### Instruction
Below are the records. Count the lines containing the string "author", and reply with the number alone.

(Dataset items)
-*-
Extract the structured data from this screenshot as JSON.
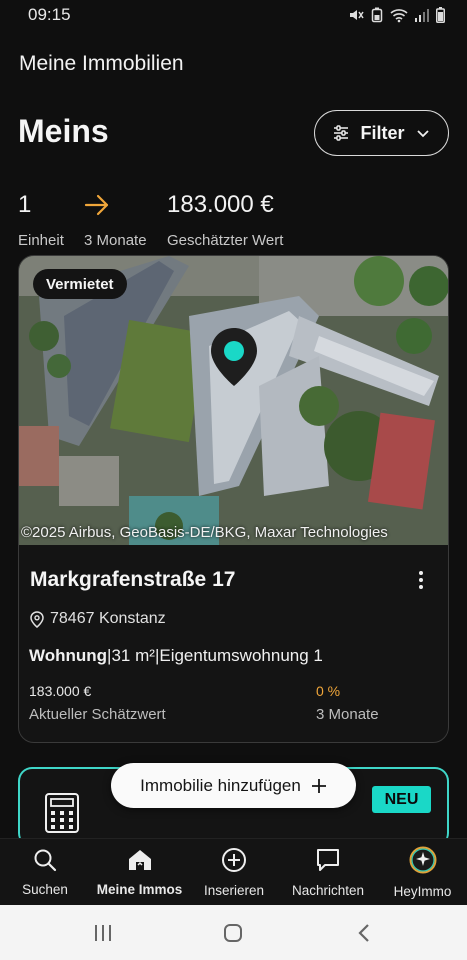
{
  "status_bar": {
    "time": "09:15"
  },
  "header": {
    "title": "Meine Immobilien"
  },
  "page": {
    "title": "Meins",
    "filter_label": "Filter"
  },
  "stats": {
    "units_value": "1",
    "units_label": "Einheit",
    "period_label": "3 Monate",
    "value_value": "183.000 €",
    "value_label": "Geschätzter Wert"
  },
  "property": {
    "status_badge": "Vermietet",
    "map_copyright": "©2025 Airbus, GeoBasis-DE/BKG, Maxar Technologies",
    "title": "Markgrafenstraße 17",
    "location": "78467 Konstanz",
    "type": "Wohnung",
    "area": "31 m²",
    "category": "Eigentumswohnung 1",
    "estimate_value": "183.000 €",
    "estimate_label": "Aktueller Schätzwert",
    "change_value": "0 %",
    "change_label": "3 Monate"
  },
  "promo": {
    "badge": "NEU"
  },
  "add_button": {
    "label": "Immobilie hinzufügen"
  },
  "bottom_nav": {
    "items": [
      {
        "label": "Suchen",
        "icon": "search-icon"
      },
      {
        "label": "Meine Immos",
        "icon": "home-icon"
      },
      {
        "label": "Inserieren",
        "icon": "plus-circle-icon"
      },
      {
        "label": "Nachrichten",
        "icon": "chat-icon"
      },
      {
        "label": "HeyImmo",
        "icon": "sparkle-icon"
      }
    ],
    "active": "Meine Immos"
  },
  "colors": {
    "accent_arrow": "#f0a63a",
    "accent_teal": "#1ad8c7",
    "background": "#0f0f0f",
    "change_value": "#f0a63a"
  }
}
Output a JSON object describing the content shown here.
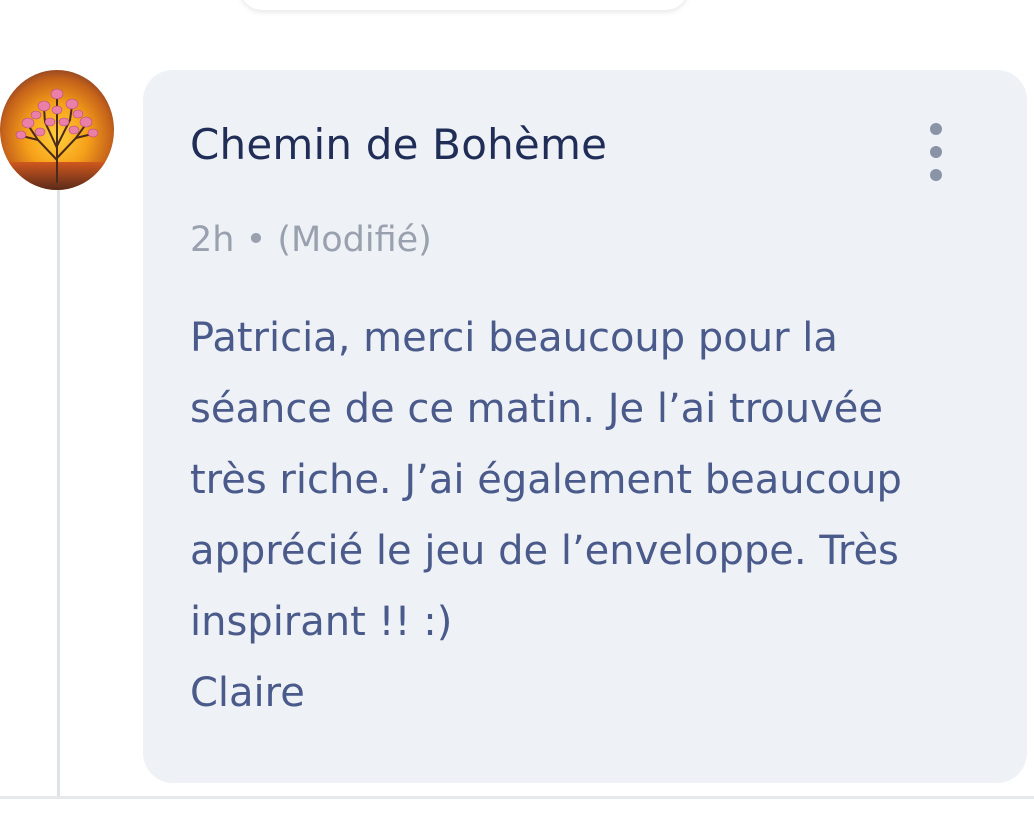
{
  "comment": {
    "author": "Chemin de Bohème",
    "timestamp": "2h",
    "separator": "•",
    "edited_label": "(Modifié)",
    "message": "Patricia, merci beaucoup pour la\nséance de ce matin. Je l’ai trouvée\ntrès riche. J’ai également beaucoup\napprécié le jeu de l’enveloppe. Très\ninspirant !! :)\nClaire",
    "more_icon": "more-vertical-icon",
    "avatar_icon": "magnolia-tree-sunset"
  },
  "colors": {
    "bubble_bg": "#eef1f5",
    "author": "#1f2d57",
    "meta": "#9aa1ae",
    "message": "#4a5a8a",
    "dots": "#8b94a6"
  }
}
-*-
### Exercise output
2